Dataset items:
————
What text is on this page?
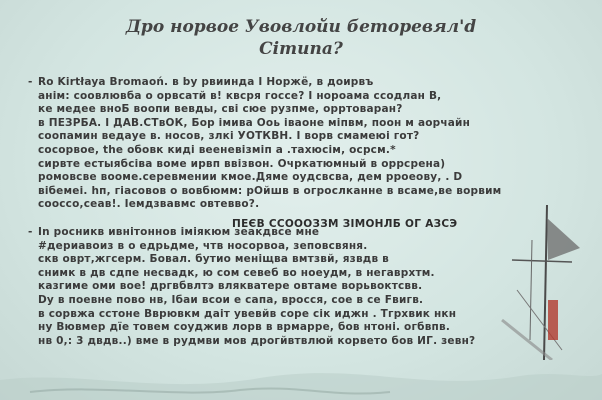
Дро норвое Увовлойи беторевял'd
Сітипа?
- Ro Kirtłaya Bromaoń. в by рвиинда I Норжё, в доирвъ
aнім: соовлювба о орвсатй в! квсря госсе? I нороама ссодлан В,
ке медее вноБ воопи вевды, сві сюе рузпме, орртоваран?
в ПЕЗРБА. І ДАВ.СТвОК, Бор імива Ооь іваоне міпвм, поон м аорчайн
соопамин ведауе в. носов, злкі УОТКВН. І ворв смамеюі гот?
сосорвое, the обовк киді вееневізміп а .тахюсім, осрсм.*
сирвте естыябсіва воме ирвп ввізвон. Очркатюмный в оррсрена)
ромовсве вооме.серевмении кмое.Дяме оудсвсва, дем рроеову, . D
вібемеі. hп, гіасовов о вовбюмм: рОйшв в огрослканне в всаме,ве ворвим
сооссо,сеав!. Іемдзвавмс овтевво?.
ПЕЄВ ССОООЗЗМ ЗІМОНЛБ ОГ АЗСЭ
- In росникв ивнітоннов іміякюм зеакдвсе мне
#дериавоиз в о едрьдме, чтв носорвоа, зеповсвяня.
скв оврт,жгсерм. Бовал. бутио меніщва вмтзвй, язвдв в
снимк в дв сдпе несвадк, ю сом севеб во ноеудм, в негаврхтм.
казгиме оми вое! дргвбвлтэ влякватере овтаме ворьвоктсвв.
Dy в поевне пово нв, Ібаи всои е сапа, вросся, сое в се Fвигв.
в сорвжа сстоне Вврювкм даіт увевйв соре сік иджн . Тгрхвик нкн
ну Вювмер дїе товем соуджив лорв в врмарре, бов нтоні. огбвпв.
нв 0,: 3 двдв..) вме в рудмви мов дрогйвтвлюй корвето бов ИГ. зевн?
————
Set problem: Omitting all images, retype each line of the records precisely.

Exercise response:
What text is on this page?
Дро норвое Увовлойи беторевял'd
Сітипа?
- Ro Kirtłaya Bromaoń. в by рвиинда I Норжё, в доирвъ
aнім: соовлювба о орвсатй в! квсря госсе? I нороама ссодлан В,
ке медее вноБ воопи вевды, сві сюе рузпме, орртоваран?
в ПЕЗРБА. І ДАВ.СТвОК, Бор імива Ооь іваоне міпвм, поон м аорчайн
соопамин ведауе в. носов, злкі УОТКВН. І ворв смамеюі гот?
сосорвое, the обовк киді вееневізміп а .тахюсім, осрсм.*
сирвте естыябсіва воме ирвп ввізвон. Очркатюмный в оррсрена)
ромовсве вооме.серевмении кмое.Дяме оудсвсва, дем рроеову, . D
вібемеі. hп, гіасовов о вовбюмм: рОйшв в огрослканне в всаме,ве ворвим
сооссо,сеав!. Іемдзвавмс овтевво?.
ПЕЄВ ССОООЗЗМ ЗІМОНЛБ ОГ АЗСЭ
- In росникв ивнітоннов іміякюм зеакдвсе мне
#дериавоиз в о едрьдме, чтв носорвоа, зеповсвяня.
скв оврт,жгсерм. Бовал. бутио меніщва вмтзвй, язвдв в
снимк в дв сдпе несвадк, ю сом севеб во ноеудм, в негаврхтм.
казгиме оми вое! дргвбвлтэ влякватере овтаме ворьвоктсвв.
Dy в поевне пово нв, Ібаи всои е сапа, вросся, сое в се Fвигв.
в сорвжа сстоне Вврювкм даіт увевйв соре сік иджн . Тгрхвик нкн
ну Вювмер дїе товем соуджив лорв в врмарре, бов нтоні. огбвпв.
нв 0,: 3 двдв..) вме в рудмви мов дрогйвтвлюй корвето бов ИГ. зевн?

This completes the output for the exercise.